▶ _The task_
Go through the material below, count the lines with the word "chevron", and reply with the count alone.

▶ _Supplied entries_
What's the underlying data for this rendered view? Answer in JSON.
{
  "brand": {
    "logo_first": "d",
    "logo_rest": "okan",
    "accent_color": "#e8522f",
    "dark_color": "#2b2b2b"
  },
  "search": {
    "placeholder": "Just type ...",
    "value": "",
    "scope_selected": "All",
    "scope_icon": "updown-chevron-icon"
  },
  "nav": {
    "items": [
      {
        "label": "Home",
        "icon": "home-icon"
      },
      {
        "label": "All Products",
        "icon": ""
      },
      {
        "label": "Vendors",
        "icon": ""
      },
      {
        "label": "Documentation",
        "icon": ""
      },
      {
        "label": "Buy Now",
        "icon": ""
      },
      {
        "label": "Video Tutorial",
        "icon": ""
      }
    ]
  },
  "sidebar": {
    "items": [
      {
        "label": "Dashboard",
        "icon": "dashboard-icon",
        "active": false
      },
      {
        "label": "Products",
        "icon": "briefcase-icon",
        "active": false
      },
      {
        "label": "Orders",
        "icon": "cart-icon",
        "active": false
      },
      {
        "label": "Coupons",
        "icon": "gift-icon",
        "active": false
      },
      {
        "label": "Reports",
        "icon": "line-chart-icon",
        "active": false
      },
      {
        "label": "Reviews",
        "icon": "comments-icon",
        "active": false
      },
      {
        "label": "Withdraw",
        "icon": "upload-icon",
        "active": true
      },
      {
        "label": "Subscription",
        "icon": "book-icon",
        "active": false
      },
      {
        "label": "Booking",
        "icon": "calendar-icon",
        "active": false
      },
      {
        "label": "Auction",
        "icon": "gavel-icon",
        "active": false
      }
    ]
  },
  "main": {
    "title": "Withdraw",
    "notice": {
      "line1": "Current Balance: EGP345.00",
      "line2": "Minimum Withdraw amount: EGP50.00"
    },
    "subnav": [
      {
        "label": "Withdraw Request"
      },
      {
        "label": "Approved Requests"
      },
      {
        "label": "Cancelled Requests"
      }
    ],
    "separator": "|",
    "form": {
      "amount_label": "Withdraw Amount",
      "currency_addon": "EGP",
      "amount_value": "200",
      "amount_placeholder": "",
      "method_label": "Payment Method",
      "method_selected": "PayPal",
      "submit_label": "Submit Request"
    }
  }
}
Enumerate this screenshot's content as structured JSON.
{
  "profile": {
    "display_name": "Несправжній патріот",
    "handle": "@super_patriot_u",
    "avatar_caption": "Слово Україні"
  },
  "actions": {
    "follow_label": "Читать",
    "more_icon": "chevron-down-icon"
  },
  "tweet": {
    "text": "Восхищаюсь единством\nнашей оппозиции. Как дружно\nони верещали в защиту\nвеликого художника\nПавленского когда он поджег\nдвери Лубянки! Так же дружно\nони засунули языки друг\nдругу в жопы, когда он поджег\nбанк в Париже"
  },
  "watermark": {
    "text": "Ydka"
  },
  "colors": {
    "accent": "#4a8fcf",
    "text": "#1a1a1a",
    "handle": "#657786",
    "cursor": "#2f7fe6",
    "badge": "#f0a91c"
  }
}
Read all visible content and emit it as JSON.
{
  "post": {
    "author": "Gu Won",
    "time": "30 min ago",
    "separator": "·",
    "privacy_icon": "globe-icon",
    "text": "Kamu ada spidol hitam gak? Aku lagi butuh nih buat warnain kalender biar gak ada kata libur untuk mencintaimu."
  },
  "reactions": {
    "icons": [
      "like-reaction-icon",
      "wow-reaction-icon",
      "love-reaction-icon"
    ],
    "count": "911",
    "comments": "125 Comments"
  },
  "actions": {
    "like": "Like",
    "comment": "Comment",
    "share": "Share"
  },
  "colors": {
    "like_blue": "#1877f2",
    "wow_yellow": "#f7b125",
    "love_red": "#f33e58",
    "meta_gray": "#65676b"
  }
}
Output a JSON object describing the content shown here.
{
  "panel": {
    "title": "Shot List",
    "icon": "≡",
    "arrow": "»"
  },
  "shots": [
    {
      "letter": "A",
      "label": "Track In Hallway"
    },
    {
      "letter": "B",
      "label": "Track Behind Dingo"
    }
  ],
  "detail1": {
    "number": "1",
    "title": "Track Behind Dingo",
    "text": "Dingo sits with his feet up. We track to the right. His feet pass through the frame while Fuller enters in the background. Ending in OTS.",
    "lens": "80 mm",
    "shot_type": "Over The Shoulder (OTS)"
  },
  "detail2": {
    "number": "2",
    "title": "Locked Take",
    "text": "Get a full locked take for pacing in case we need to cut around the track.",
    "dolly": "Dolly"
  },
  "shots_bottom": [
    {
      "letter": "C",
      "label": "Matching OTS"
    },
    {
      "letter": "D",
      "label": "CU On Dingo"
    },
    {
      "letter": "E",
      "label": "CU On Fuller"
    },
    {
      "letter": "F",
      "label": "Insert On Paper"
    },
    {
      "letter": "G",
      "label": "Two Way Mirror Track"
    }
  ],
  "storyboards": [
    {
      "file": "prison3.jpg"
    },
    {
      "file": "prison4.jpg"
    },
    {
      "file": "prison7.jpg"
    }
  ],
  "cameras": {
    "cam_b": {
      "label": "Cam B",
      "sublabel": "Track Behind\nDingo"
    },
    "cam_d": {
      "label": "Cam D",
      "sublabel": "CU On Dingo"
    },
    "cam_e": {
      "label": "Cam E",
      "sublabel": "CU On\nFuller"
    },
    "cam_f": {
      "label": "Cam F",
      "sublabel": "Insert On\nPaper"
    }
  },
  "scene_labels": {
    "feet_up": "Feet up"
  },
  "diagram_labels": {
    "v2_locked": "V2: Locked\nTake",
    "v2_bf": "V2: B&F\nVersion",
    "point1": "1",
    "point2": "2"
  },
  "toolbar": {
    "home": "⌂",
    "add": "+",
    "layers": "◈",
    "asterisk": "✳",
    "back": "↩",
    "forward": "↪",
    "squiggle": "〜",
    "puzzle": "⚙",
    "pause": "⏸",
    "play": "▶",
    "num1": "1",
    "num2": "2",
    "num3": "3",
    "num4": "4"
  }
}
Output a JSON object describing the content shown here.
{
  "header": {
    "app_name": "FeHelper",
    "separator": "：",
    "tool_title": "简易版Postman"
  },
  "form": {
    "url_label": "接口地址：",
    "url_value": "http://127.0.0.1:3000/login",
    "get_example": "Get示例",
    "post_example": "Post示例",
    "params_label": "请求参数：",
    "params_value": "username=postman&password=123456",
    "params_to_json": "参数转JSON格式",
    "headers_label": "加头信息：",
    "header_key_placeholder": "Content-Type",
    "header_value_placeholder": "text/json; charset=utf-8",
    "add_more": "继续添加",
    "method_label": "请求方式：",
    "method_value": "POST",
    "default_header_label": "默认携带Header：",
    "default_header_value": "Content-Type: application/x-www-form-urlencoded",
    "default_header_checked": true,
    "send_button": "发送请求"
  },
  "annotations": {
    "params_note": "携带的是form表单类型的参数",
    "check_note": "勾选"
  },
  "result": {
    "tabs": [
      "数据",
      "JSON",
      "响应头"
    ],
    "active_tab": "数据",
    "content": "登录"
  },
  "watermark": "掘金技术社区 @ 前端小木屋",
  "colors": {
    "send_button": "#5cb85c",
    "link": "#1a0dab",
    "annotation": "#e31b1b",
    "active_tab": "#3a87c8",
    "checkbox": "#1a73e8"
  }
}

▶ _Task output_
2